Extract every line from the records below that contains the word "Create".

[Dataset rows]
══════════════════════════════

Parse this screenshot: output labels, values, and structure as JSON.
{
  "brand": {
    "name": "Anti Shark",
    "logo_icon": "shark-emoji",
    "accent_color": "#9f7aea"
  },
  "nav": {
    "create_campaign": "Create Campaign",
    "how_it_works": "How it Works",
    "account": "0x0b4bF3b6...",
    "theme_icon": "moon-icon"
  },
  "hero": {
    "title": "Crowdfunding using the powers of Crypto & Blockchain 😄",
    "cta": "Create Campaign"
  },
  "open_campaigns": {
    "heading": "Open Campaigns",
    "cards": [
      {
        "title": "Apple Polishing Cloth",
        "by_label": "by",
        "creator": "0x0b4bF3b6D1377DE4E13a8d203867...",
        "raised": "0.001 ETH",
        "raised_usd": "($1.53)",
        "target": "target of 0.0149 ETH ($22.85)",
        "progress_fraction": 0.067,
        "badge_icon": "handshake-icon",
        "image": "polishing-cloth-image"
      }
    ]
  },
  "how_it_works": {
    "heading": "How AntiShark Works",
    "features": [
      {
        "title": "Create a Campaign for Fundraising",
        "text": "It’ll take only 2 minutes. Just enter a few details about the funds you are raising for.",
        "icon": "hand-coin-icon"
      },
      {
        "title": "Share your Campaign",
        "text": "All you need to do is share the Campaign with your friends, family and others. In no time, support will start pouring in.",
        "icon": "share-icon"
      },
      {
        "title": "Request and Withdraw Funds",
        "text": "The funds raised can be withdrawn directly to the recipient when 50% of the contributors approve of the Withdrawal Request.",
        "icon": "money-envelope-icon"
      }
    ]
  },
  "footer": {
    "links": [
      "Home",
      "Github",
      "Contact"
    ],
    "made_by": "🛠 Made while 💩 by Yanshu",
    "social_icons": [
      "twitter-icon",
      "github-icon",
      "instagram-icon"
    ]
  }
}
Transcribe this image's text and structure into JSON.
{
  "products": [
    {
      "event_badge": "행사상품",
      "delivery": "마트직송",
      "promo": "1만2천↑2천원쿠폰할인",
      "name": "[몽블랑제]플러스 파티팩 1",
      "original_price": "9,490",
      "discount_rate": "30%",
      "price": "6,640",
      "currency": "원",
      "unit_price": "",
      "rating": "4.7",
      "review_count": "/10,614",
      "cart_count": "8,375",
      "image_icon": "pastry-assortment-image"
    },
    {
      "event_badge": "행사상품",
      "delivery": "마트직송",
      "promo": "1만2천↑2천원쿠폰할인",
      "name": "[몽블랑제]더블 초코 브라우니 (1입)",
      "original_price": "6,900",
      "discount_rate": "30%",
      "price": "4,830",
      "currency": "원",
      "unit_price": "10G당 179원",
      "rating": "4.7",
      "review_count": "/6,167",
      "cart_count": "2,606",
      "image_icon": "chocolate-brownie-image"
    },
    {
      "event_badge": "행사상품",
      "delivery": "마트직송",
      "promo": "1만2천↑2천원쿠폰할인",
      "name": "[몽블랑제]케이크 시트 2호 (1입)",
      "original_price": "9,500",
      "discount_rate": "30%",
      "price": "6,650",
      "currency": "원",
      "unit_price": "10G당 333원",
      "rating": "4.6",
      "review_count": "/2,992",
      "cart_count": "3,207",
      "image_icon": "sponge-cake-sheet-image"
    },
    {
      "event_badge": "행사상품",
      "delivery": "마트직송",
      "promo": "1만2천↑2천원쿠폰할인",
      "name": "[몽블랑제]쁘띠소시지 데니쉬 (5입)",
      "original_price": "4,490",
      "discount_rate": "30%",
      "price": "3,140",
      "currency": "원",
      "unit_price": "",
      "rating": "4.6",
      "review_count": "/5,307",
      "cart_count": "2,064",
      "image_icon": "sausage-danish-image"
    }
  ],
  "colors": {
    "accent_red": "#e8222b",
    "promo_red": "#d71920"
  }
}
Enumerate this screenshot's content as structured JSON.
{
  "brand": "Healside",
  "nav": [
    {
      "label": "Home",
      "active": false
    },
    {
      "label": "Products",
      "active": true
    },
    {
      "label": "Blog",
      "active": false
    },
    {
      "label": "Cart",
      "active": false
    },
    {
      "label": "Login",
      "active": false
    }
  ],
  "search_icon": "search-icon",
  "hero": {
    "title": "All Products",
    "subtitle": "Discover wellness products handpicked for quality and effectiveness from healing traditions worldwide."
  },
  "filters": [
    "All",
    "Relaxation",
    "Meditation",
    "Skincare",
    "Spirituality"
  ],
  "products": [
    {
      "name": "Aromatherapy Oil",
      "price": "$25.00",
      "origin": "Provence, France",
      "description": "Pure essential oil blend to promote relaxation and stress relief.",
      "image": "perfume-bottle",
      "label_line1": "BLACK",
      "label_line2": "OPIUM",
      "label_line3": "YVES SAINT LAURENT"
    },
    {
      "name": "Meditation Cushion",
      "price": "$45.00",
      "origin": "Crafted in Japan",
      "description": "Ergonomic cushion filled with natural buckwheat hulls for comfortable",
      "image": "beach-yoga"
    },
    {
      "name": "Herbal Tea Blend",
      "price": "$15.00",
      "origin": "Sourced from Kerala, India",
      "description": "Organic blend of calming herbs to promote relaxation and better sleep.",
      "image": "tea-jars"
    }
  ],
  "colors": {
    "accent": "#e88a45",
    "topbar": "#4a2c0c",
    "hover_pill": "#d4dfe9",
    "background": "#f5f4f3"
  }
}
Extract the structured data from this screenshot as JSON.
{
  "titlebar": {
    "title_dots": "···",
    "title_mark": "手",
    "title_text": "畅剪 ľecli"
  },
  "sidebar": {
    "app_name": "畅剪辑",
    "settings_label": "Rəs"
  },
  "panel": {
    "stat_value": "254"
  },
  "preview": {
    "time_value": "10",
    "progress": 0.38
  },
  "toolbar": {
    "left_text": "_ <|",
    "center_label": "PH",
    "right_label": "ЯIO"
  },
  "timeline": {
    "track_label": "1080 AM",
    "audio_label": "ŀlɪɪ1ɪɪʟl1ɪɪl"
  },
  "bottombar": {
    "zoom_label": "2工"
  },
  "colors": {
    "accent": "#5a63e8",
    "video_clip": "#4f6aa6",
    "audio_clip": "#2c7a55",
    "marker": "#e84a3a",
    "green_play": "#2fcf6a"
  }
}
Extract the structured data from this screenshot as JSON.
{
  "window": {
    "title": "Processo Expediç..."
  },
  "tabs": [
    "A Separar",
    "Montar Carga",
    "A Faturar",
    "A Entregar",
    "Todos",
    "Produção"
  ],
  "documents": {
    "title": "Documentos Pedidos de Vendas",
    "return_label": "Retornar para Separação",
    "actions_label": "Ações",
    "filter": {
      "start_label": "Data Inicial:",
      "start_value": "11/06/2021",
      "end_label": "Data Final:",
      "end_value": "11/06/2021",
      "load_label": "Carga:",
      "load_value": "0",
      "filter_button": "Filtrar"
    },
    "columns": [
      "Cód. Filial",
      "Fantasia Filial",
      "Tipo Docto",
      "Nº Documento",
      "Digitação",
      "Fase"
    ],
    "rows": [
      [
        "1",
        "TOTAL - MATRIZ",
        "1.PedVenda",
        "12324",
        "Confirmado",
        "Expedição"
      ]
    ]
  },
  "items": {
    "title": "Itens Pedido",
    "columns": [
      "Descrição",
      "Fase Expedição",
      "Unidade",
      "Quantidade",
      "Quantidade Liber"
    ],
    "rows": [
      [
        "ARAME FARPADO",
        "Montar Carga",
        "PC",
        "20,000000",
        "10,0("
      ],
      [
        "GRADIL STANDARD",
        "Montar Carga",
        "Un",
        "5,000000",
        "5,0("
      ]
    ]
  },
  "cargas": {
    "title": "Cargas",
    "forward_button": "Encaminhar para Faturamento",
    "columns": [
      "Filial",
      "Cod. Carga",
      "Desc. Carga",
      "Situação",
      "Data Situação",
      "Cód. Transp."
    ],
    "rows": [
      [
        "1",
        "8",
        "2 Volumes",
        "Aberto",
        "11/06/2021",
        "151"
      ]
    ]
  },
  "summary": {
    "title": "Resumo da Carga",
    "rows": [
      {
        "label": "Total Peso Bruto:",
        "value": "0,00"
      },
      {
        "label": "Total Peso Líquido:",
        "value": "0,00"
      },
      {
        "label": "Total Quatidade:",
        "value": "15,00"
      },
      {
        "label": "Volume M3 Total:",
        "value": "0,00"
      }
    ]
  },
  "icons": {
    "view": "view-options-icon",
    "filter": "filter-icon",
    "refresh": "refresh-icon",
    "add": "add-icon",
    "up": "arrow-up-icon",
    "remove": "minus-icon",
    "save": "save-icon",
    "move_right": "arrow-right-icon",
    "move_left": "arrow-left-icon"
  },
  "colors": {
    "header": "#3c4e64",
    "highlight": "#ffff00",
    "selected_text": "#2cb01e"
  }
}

══════════════════════════════

◆ Expected answer
    "create_campaign": "Create Campaign",
    "cta": "Create Campaign"
        "title": "Create a Campaign for Fundraising",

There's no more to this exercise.